**SOURCE RECORDS**:
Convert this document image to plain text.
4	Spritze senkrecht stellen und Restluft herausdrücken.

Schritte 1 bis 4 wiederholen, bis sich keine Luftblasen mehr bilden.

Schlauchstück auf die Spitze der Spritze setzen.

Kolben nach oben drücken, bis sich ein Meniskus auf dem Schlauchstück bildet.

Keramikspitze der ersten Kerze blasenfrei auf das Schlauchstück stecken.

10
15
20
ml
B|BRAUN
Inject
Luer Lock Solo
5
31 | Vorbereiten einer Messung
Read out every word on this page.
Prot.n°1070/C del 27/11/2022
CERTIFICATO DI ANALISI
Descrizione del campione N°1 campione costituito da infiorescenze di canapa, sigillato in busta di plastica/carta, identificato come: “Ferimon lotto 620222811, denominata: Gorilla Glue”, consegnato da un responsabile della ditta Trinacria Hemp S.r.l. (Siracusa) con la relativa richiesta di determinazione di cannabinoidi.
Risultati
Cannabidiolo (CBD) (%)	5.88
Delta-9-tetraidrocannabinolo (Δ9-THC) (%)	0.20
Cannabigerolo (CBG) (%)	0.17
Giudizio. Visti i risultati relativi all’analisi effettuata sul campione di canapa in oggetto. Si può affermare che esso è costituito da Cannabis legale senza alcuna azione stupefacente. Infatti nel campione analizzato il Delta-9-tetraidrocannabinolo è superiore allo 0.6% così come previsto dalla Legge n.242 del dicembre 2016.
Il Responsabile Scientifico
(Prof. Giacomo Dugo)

**GOAL OF THE EXERCISE**: Copy out all of the records above with nothing altered.

**EXERCISE SOLUTION**:
Convert this document image to plain text.
4	Spritze senkrecht stellen und Restluft herausdrücken.

Schritte 1 bis 4 wiederholen, bis sich keine Luftblasen mehr bilden.

Schlauchstück auf die Spitze der Spritze setzen.

Kolben nach oben drücken, bis sich ein Meniskus auf dem Schlauchstück bildet.

Keramikspitze der ersten Kerze blasenfrei auf das Schlauchstück stecken.

10
15
20
ml
B|BRAUN
Inject
Luer Lock Solo
5
31 | Vorbereiten einer Messung
Read out every word on this page.
Prot.n°1070/C del 27/11/2022
CERTIFICATO DI ANALISI
Descrizione del campione N°1 campione costituito da infiorescenze di canapa, sigillato in busta di plastica/carta, identificato come: “Ferimon lotto 620222811, denominata: Gorilla Glue”, consegnato da un responsabile della ditta Trinacria Hemp S.r.l. (Siracusa) con la relativa richiesta di determinazione di cannabinoidi.
Risultati
Cannabidiolo (CBD) (%)	5.88
Delta-9-tetraidrocannabinolo (Δ9-THC) (%)	0.20
Cannabigerolo (CBG) (%)	0.17
Giudizio. Visti i risultati relativi all’analisi effettuata sul campione di canapa in oggetto. Si può affermare che esso è costituito da Cannabis legale senza alcuna azione stupefacente. Infatti nel campione analizzato il Delta-9-tetraidrocannabinolo è superiore allo 0.6% così come previsto dalla Legge n.242 del dicembre 2016.
Il Responsabile Scientifico
(Prof. Giacomo Dugo)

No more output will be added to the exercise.